- _WHAT IS EXPECTED_: Repeat the lines from the one containing "Transcribe the text in this document." through the last line of the data, exactly, pictures omitted.

- _DATA SUPPLIED_:

(begin)

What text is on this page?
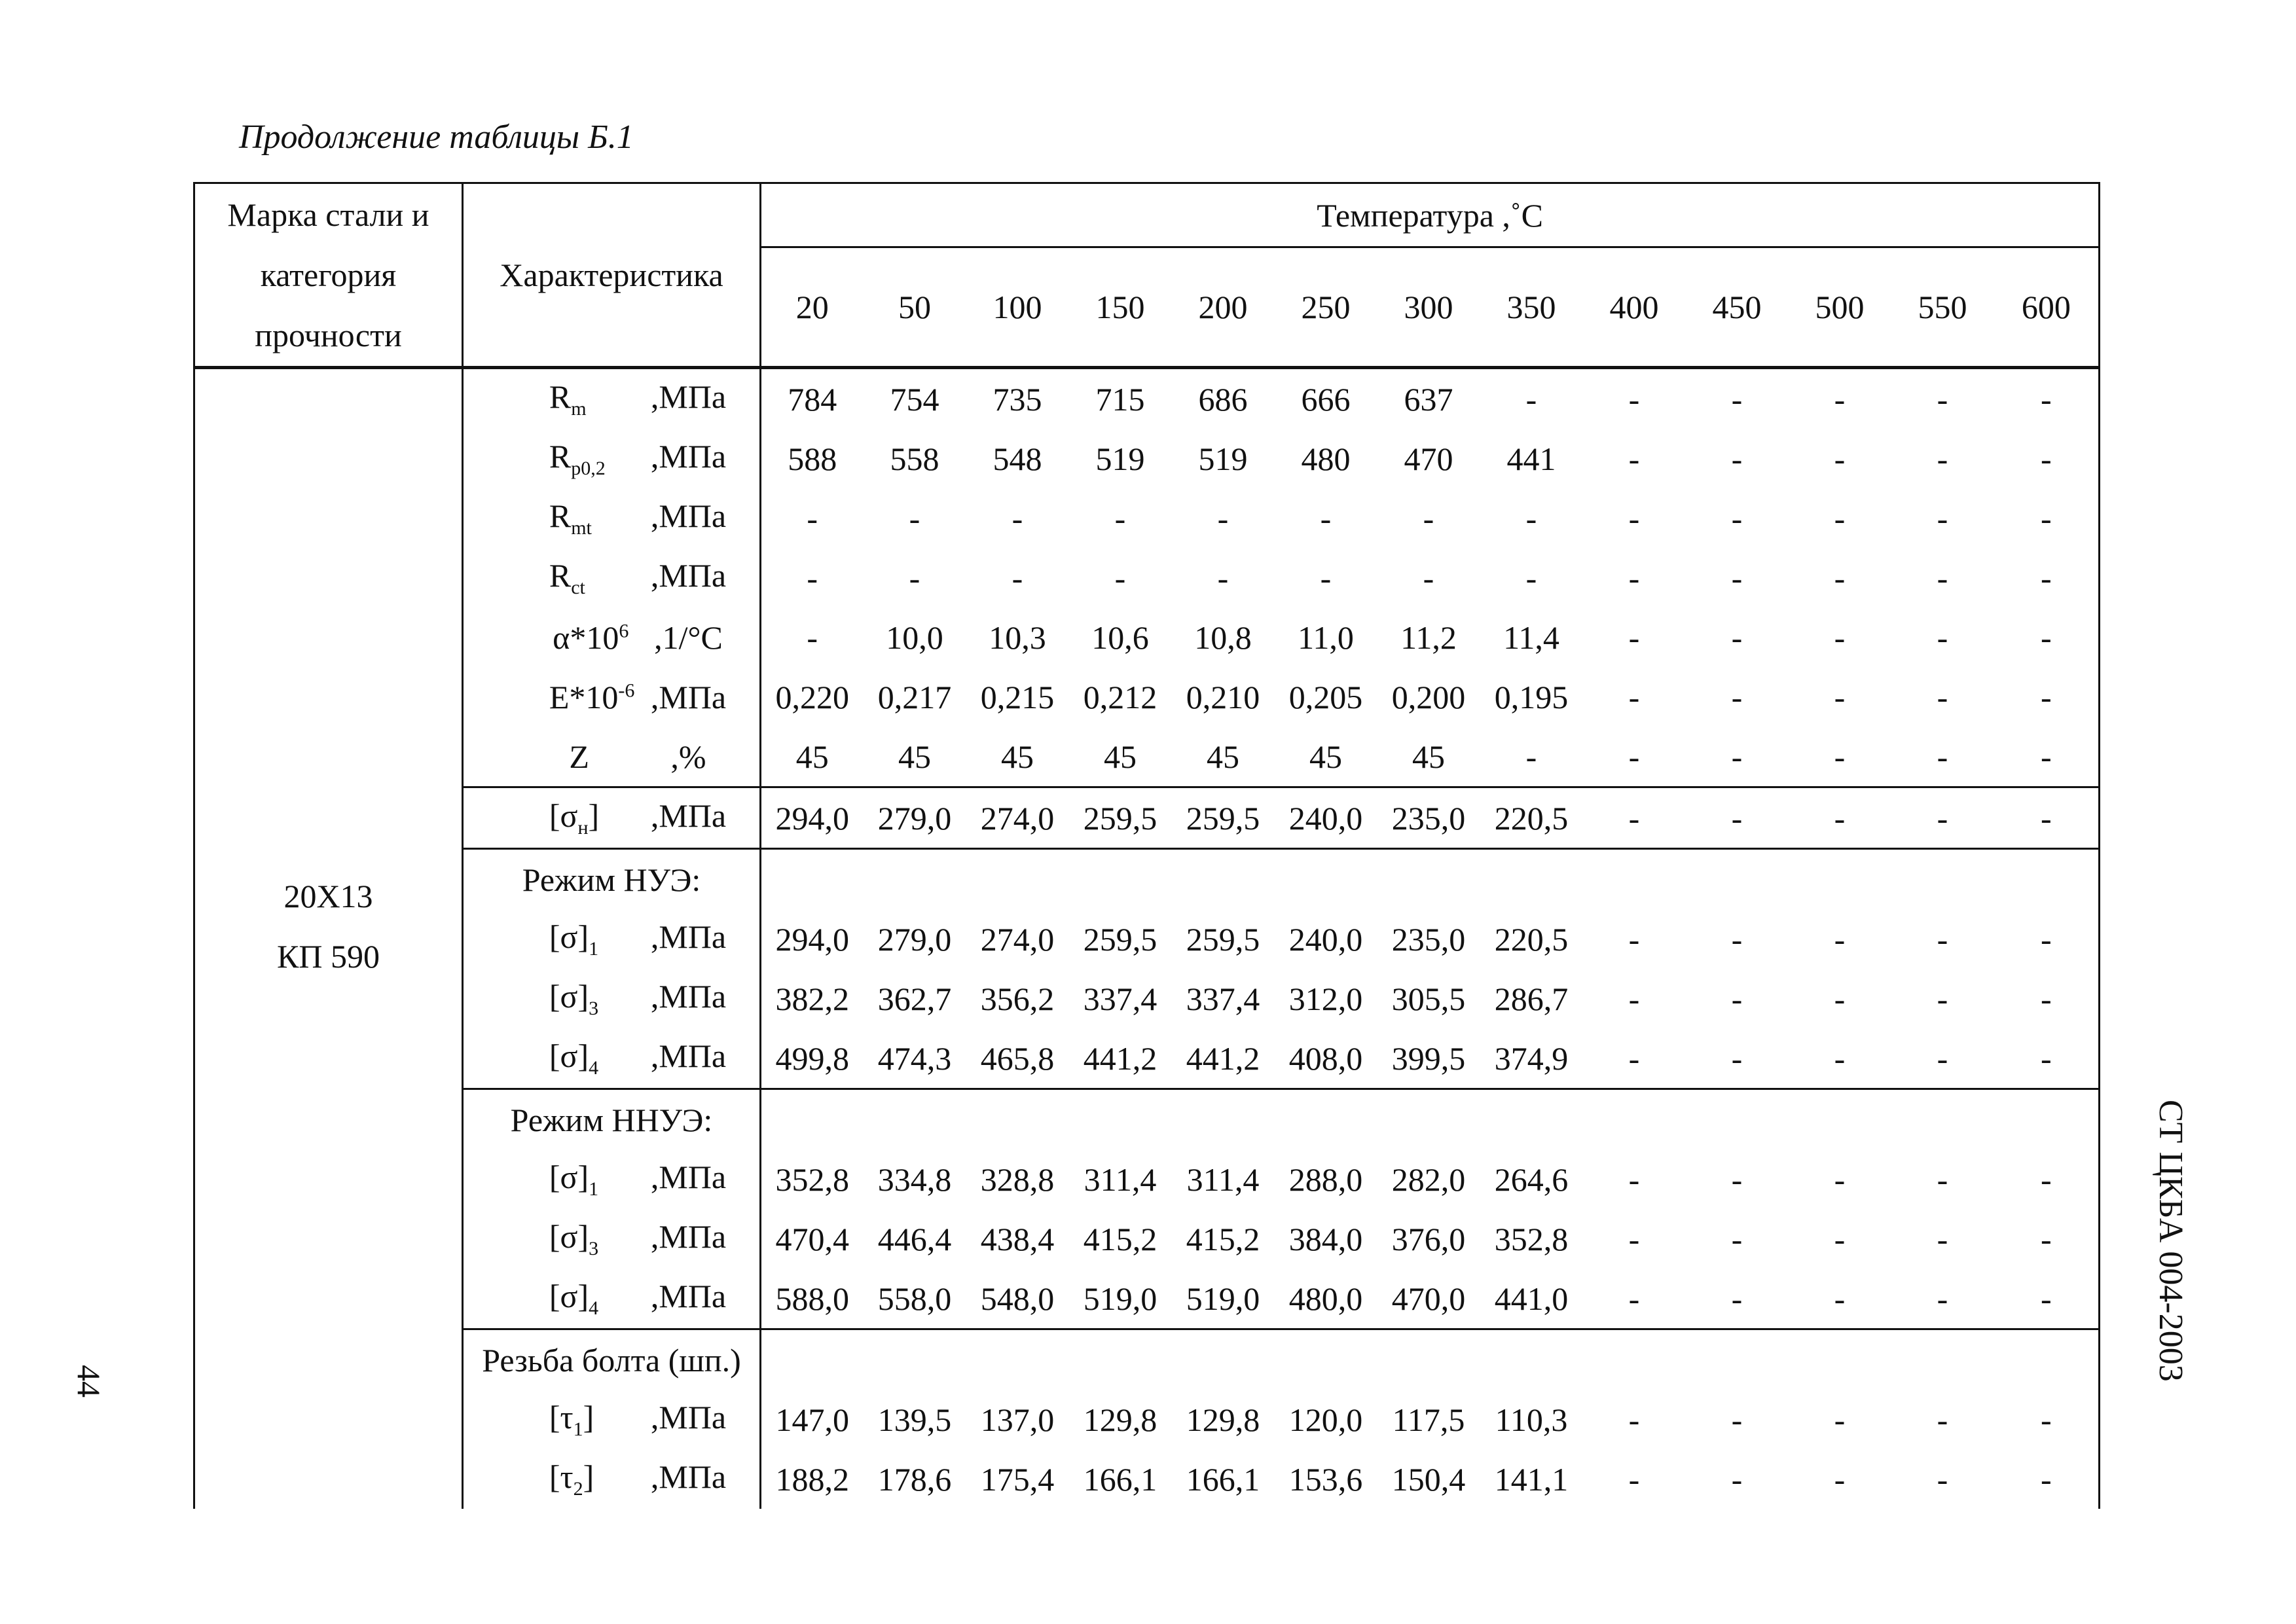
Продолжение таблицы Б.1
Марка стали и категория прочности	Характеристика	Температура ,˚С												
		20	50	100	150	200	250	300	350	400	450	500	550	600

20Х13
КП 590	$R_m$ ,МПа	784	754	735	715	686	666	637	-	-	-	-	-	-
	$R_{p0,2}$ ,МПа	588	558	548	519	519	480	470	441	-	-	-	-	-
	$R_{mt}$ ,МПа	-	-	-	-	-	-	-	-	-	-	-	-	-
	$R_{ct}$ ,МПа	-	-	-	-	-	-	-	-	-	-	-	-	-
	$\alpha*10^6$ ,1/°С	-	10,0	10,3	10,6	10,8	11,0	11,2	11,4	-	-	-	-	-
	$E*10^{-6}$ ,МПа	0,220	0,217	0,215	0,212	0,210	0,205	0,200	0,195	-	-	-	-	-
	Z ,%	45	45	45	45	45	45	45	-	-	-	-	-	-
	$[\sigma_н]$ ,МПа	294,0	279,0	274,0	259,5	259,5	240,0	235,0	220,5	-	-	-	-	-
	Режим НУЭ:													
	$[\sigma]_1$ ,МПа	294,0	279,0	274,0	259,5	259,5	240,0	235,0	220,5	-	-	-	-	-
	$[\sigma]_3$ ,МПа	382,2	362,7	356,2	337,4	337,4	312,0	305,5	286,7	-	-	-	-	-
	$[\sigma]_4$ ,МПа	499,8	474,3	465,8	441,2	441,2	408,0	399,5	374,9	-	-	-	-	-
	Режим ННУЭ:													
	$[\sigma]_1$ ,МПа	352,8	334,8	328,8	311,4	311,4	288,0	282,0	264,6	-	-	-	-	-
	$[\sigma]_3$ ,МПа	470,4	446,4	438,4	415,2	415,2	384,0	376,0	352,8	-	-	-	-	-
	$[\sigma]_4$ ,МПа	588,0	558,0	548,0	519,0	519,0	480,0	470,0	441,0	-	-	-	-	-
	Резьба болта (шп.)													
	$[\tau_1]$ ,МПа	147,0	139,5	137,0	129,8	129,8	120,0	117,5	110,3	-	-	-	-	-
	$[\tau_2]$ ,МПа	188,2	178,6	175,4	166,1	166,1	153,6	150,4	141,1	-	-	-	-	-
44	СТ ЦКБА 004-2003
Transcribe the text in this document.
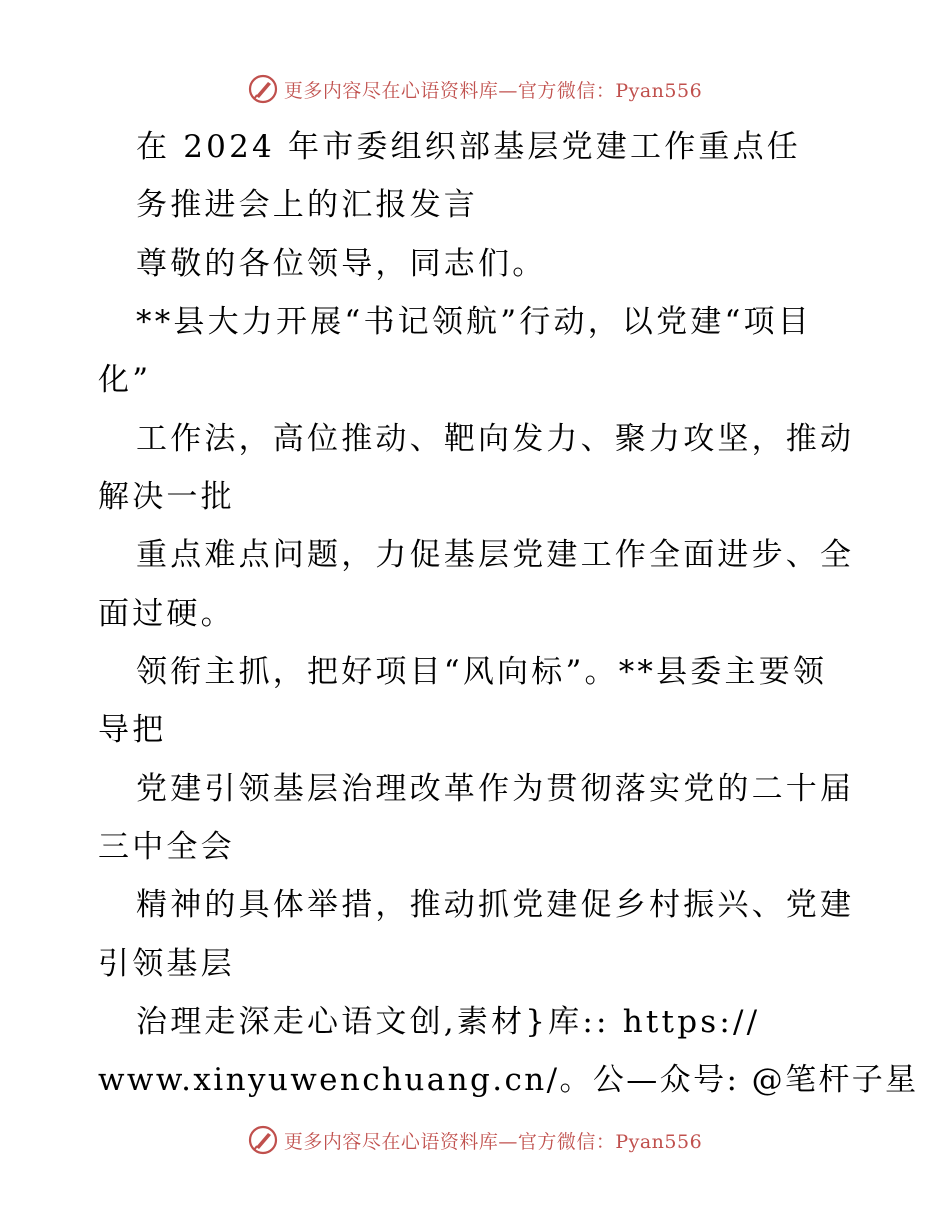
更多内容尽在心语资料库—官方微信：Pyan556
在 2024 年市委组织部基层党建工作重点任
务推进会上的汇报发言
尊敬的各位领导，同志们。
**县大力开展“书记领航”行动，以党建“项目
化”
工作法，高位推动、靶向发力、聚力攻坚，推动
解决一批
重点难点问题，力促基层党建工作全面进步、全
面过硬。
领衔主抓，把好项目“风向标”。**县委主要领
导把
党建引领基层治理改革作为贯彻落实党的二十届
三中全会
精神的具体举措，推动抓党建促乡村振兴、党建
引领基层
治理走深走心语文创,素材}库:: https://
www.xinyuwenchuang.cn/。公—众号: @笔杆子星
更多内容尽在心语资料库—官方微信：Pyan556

(end)

- _SOLUTION FOR THIS PROBLEM_:
Transcribe the text in this document.
更多内容尽在心语资料库—官方微信：Pyan556
在 2024 年市委组织部基层党建工作重点任
务推进会上的汇报发言
尊敬的各位领导，同志们。
**县大力开展“书记领航”行动，以党建“项目
化”
工作法，高位推动、靶向发力、聚力攻坚，推动
解决一批
重点难点问题，力促基层党建工作全面进步、全
面过硬。
领衔主抓，把好项目“风向标”。**县委主要领
导把
党建引领基层治理改革作为贯彻落实党的二十届
三中全会
精神的具体举措，推动抓党建促乡村振兴、党建
引领基层
治理走深走心语文创,素材}库:: https://
www.xinyuwenchuang.cn/。公—众号: @笔杆子星
更多内容尽在心语资料库—官方微信：Pyan556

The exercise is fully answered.